>> begin Input material
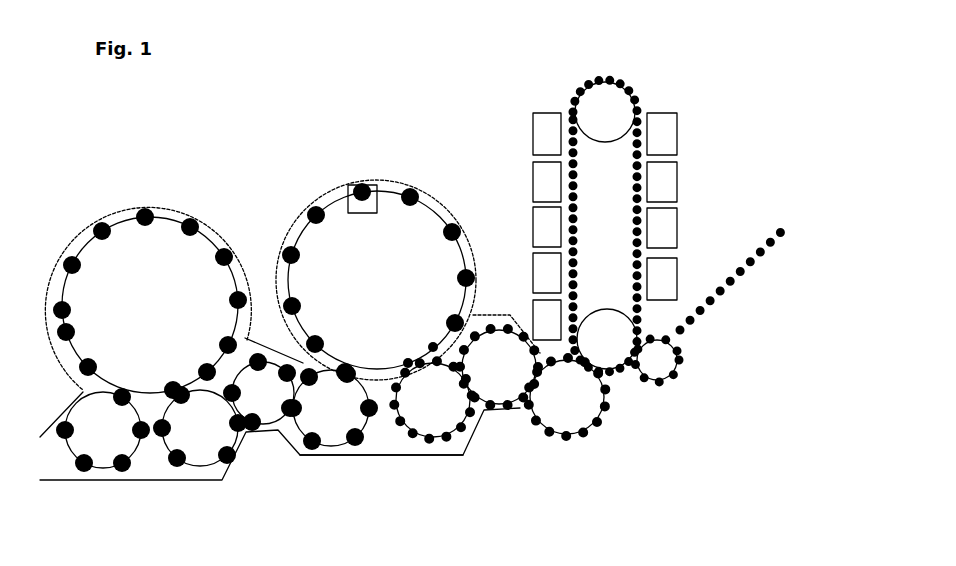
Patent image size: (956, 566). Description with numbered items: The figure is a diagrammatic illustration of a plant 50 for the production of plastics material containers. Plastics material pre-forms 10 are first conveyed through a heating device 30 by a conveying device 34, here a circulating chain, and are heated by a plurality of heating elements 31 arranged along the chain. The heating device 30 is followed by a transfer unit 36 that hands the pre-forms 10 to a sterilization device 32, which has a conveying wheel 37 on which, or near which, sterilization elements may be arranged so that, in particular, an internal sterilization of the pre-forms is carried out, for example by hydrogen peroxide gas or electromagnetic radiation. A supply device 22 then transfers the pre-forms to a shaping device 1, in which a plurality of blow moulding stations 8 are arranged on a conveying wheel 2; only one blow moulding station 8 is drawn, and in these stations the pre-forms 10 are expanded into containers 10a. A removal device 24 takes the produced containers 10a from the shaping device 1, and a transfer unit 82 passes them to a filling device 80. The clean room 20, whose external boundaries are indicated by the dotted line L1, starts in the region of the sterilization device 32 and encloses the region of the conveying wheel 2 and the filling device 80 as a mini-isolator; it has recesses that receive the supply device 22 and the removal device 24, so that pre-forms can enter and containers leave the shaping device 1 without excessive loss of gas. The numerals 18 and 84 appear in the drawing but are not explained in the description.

The shaping device 1 is at (355, 158).
The conveying wheel 2 is at (376, 242).
The blow moulding station 8 is at (373, 187).
The plastics material pre-form 10 is at (688, 325).
The plastics material container 10a is at (360, 433).
The cylinder surface 18 is at (427, 200).
The clean room 20 is at (305, 190).
The supply device 22 is at (453, 413).
The removal device 24 is at (327, 433).
The heating device 30 is at (577, 191).
The heating elements 31 is at (545, 140).
The sterilization device 32 is at (496, 293).
The conveying device 34 is at (607, 103).
The transfer unit 36 is at (557, 410).
The conveying wheel 37 is at (497, 383).
The plant 50 is at (288, 85).
The filling device 80 is at (120, 247).
The transfer unit 82 is at (222, 427).
The roller 84 is at (87, 437).
The dotted line L1 is at (385, 457).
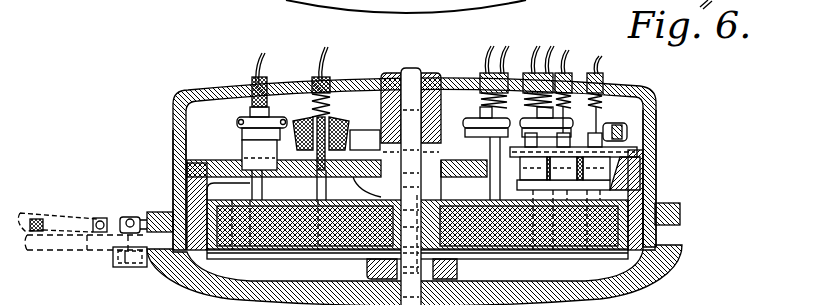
>> end Input material
-- Task brief --
Please substitute "schematic drawing" for "diagrammatic illustration" throughout the entries above and give them again with nothing else changed. Leave the pictures out.

-- The output --
Patent image size: (956, 566). Description with numbered items: The figure is a schematic drawing of a plant 50 for the production of plastics material containers. Plastics material pre-forms 10 are first conveyed through a heating device 30 by a conveying device 34, here a circulating chain, and are heated by a plurality of heating elements 31 arranged along the chain. The heating device 30 is followed by a transfer unit 36 that hands the pre-forms 10 to a sterilization device 32, which has a conveying wheel 37 on which, or near which, sterilization elements may be arranged so that, in particular, an internal sterilization of the pre-forms is carried out, for example by hydrogen peroxide gas or electromagnetic radiation. A supply device 22 then transfers the pre-forms to a shaping device 1, in which a plurality of blow moulding stations 8 are arranged on a conveying wheel 2; only one blow moulding station 8 is drawn, and in these stations the pre-forms 10 are expanded into containers 10a. A removal device 24 takes the produced containers 10a from the shaping device 1, and a transfer unit 82 passes them to a filling device 80. The clean room 20, whose external boundaries are indicated by the dotted line L1, starts in the region of the sterilization device 32 and encloses the region of the conveying wheel 2 and the filling device 80 as a mini-isolator; it has recesses that receive the supply device 22 and the removal device 24, so that pre-forms can enter and containers leave the shaping device 1 without excessive loss of gas. The numerals 18 and 84 appear in the drawing but are not explained in the description.

The shaping device 1 is at (355, 158).
The conveying wheel 2 is at (376, 242).
The blow moulding station 8 is at (373, 187).
The plastics material pre-form 10 is at (688, 325).
The plastics material container 10a is at (360, 433).
The cylinder surface 18 is at (427, 200).
The clean room 20 is at (305, 190).
The supply device 22 is at (453, 413).
The removal device 24 is at (327, 433).
The heating device 30 is at (577, 191).
The heating elements 31 is at (545, 140).
The sterilization device 32 is at (496, 293).
The conveying device 34 is at (607, 103).
The transfer unit 36 is at (557, 410).
The conveying wheel 37 is at (497, 383).
The plant 50 is at (288, 85).
The filling device 80 is at (120, 247).
The transfer unit 82 is at (222, 427).
The roller 84 is at (87, 437).
The dotted line L1 is at (385, 457).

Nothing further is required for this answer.